=== What the task asks ===
The entries below contain pictures. Retype everything except those pictures, exactly as given.

=== The input ===

>>>

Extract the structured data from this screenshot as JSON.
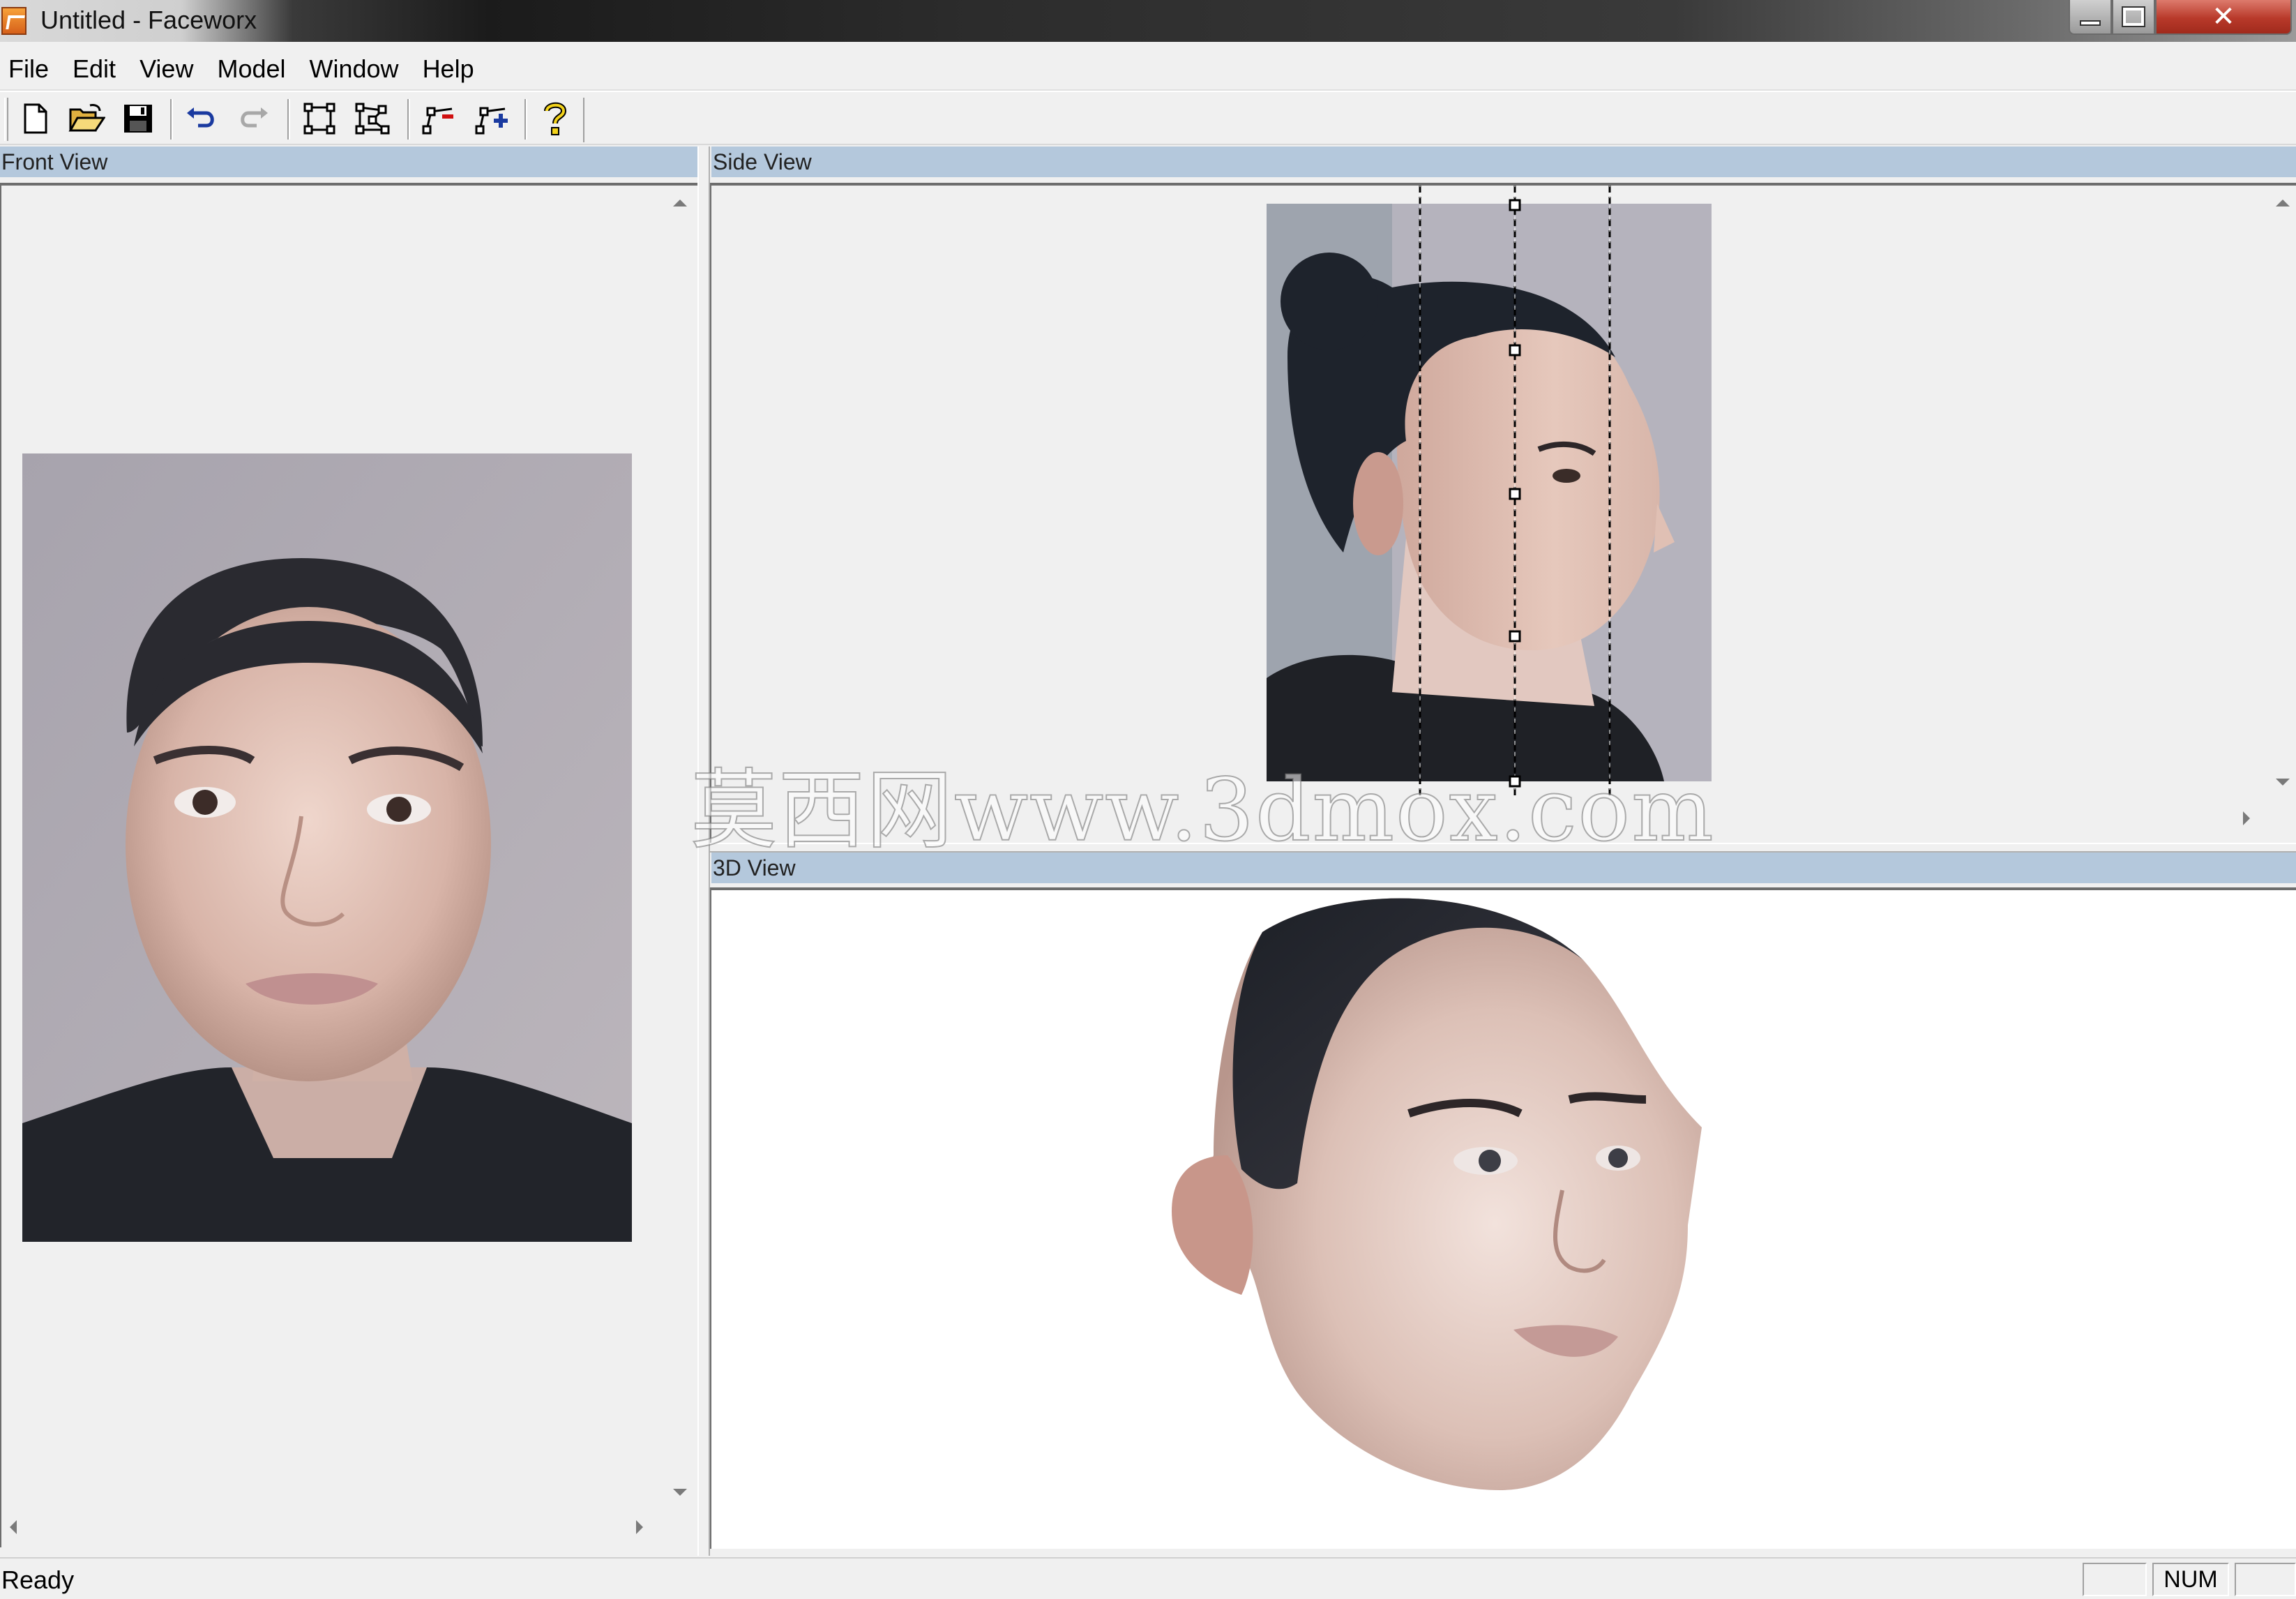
{
  "window": {
    "title": "Untitled - Faceworx",
    "close_glyph": "✕"
  },
  "menu": {
    "items": [
      {
        "label": "File"
      },
      {
        "label": "Edit"
      },
      {
        "label": "View"
      },
      {
        "label": "Model"
      },
      {
        "label": "Window"
      },
      {
        "label": "Help"
      }
    ]
  },
  "toolbar": {
    "buttons": [
      {
        "icon": "new-document-icon"
      },
      {
        "icon": "open-folder-icon"
      },
      {
        "icon": "save-disk-icon"
      },
      {
        "icon": "undo-icon"
      },
      {
        "icon": "redo-icon",
        "enabled": false
      },
      {
        "icon": "select-rectangle-icon"
      },
      {
        "icon": "select-points-icon"
      },
      {
        "icon": "add-point-icon"
      },
      {
        "icon": "add-point-plus-icon"
      },
      {
        "icon": "help-question-icon"
      }
    ]
  },
  "panes": {
    "front": {
      "title": "Front View"
    },
    "side": {
      "title": "Side View"
    },
    "view3d": {
      "title": "3D View"
    }
  },
  "watermark": "莫西网www.3dmox.com",
  "status": {
    "text": "Ready",
    "num": "NUM"
  },
  "colors": {
    "pane_header": "#b4c8dc",
    "close_button": "#b8392a",
    "skin": "#e8c9bd",
    "hair": "#2a2a30"
  }
}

<<<

=== Reply ===
Extract the structured data from this screenshot as JSON.
{
  "window": {
    "title": "Untitled - Faceworx",
    "close_glyph": "✕"
  },
  "menu": {
    "items": [
      {
        "label": "File"
      },
      {
        "label": "Edit"
      },
      {
        "label": "View"
      },
      {
        "label": "Model"
      },
      {
        "label": "Window"
      },
      {
        "label": "Help"
      }
    ]
  },
  "toolbar": {
    "buttons": [
      {
        "icon": "new-document-icon"
      },
      {
        "icon": "open-folder-icon"
      },
      {
        "icon": "save-disk-icon"
      },
      {
        "icon": "undo-icon"
      },
      {
        "icon": "redo-icon",
        "enabled": false
      },
      {
        "icon": "select-rectangle-icon"
      },
      {
        "icon": "select-points-icon"
      },
      {
        "icon": "add-point-icon"
      },
      {
        "icon": "add-point-plus-icon"
      },
      {
        "icon": "help-question-icon"
      }
    ]
  },
  "panes": {
    "front": {
      "title": "Front View"
    },
    "side": {
      "title": "Side View"
    },
    "view3d": {
      "title": "3D View"
    }
  },
  "watermark": "莫西网www.3dmox.com",
  "status": {
    "text": "Ready",
    "num": "NUM"
  },
  "colors": {
    "pane_header": "#b4c8dc",
    "close_button": "#b8392a",
    "skin": "#e8c9bd",
    "hair": "#2a2a30"
  }
}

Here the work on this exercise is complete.